## Task
Transcribe all of the material exactly. Any picture in it should be left out.

## Data supplied

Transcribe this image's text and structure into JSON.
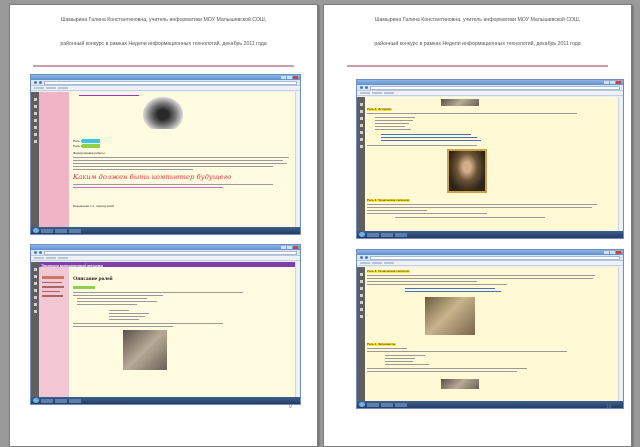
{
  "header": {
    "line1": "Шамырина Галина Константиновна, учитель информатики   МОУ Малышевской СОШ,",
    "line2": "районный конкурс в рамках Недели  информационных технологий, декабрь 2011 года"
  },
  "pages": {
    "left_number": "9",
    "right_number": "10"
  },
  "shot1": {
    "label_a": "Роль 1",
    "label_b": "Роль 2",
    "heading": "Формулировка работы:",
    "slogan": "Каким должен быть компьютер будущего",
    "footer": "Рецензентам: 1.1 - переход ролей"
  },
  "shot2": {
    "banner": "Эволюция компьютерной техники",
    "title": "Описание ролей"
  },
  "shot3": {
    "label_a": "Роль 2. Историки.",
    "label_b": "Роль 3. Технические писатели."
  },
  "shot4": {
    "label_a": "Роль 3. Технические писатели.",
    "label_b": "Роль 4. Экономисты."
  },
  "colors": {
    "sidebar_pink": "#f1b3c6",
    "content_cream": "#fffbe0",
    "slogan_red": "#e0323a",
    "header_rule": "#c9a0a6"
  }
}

## Reply to the exercise
Transcribe this image's text and structure into JSON.
{
  "header": {
    "line1": "Шамырина Галина Константиновна, учитель информатики   МОУ Малышевской СОШ,",
    "line2": "районный конкурс в рамках Недели  информационных технологий, декабрь 2011 года"
  },
  "pages": {
    "left_number": "9",
    "right_number": "10"
  },
  "shot1": {
    "label_a": "Роль 1",
    "label_b": "Роль 2",
    "heading": "Формулировка работы:",
    "slogan": "Каким должен быть компьютер будущего",
    "footer": "Рецензентам: 1.1 - переход ролей"
  },
  "shot2": {
    "banner": "Эволюция компьютерной техники",
    "title": "Описание ролей"
  },
  "shot3": {
    "label_a": "Роль 2. Историки.",
    "label_b": "Роль 3. Технические писатели."
  },
  "shot4": {
    "label_a": "Роль 3. Технические писатели.",
    "label_b": "Роль 4. Экономисты."
  },
  "colors": {
    "sidebar_pink": "#f1b3c6",
    "content_cream": "#fffbe0",
    "slogan_red": "#e0323a",
    "header_rule": "#c9a0a6"
  }
}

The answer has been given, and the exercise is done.